Chart and figure data:
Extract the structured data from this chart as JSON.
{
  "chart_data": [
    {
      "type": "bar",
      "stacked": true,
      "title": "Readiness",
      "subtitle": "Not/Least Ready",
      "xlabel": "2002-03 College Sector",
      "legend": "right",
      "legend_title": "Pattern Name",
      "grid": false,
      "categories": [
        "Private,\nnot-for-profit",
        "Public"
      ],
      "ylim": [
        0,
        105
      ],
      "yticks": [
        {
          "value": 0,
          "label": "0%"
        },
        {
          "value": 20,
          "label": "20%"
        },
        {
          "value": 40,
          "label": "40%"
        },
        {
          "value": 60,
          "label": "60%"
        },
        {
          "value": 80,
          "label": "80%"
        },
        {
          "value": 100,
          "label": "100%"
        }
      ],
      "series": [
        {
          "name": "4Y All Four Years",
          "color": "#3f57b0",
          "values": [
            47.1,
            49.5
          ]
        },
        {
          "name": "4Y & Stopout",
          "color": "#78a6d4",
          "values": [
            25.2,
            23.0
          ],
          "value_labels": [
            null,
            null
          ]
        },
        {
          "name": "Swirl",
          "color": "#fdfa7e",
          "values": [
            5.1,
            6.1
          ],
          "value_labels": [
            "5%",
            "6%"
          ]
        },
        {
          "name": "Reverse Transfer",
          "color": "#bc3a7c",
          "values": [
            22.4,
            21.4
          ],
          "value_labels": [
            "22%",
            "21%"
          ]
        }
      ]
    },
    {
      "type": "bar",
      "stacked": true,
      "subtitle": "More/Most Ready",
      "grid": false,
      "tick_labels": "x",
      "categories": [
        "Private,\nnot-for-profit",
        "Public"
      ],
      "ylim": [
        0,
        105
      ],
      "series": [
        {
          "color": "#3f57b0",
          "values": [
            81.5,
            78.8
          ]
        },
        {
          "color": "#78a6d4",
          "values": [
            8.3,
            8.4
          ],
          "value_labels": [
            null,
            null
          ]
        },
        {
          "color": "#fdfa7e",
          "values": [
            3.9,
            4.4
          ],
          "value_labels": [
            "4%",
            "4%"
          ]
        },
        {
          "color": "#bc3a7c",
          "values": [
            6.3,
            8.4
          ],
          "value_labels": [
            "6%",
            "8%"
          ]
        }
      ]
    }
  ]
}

> Aim of the exercise:
Quote the material exactly, leaving nothing out.

> Result of this task:
Extract the structured data from this chart as JSON.
{
  "chart_data": [
    {
      "type": "bar",
      "stacked": true,
      "title": "Readiness",
      "subtitle": "Not/Least Ready",
      "xlabel": "2002-03 College Sector",
      "legend": "right",
      "legend_title": "Pattern Name",
      "grid": false,
      "categories": [
        "Private,\nnot-for-profit",
        "Public"
      ],
      "ylim": [
        0,
        105
      ],
      "yticks": [
        {
          "value": 0,
          "label": "0%"
        },
        {
          "value": 20,
          "label": "20%"
        },
        {
          "value": 40,
          "label": "40%"
        },
        {
          "value": 60,
          "label": "60%"
        },
        {
          "value": 80,
          "label": "80%"
        },
        {
          "value": 100,
          "label": "100%"
        }
      ],
      "series": [
        {
          "name": "4Y All Four Years",
          "color": "#3f57b0",
          "values": [
            47.1,
            49.5
          ]
        },
        {
          "name": "4Y & Stopout",
          "color": "#78a6d4",
          "values": [
            25.2,
            23.0
          ],
          "value_labels": [
            null,
            null
          ]
        },
        {
          "name": "Swirl",
          "color": "#fdfa7e",
          "values": [
            5.1,
            6.1
          ],
          "value_labels": [
            "5%",
            "6%"
          ]
        },
        {
          "name": "Reverse Transfer",
          "color": "#bc3a7c",
          "values": [
            22.4,
            21.4
          ],
          "value_labels": [
            "22%",
            "21%"
          ]
        }
      ]
    },
    {
      "type": "bar",
      "stacked": true,
      "subtitle": "More/Most Ready",
      "grid": false,
      "tick_labels": "x",
      "categories": [
        "Private,\nnot-for-profit",
        "Public"
      ],
      "ylim": [
        0,
        105
      ],
      "series": [
        {
          "color": "#3f57b0",
          "values": [
            81.5,
            78.8
          ]
        },
        {
          "color": "#78a6d4",
          "values": [
            8.3,
            8.4
          ],
          "value_labels": [
            null,
            null
          ]
        },
        {
          "color": "#fdfa7e",
          "values": [
            3.9,
            4.4
          ],
          "value_labels": [
            "4%",
            "4%"
          ]
        },
        {
          "color": "#bc3a7c",
          "values": [
            6.3,
            8.4
          ],
          "value_labels": [
            "6%",
            "8%"
          ]
        }
      ]
    }
  ]
}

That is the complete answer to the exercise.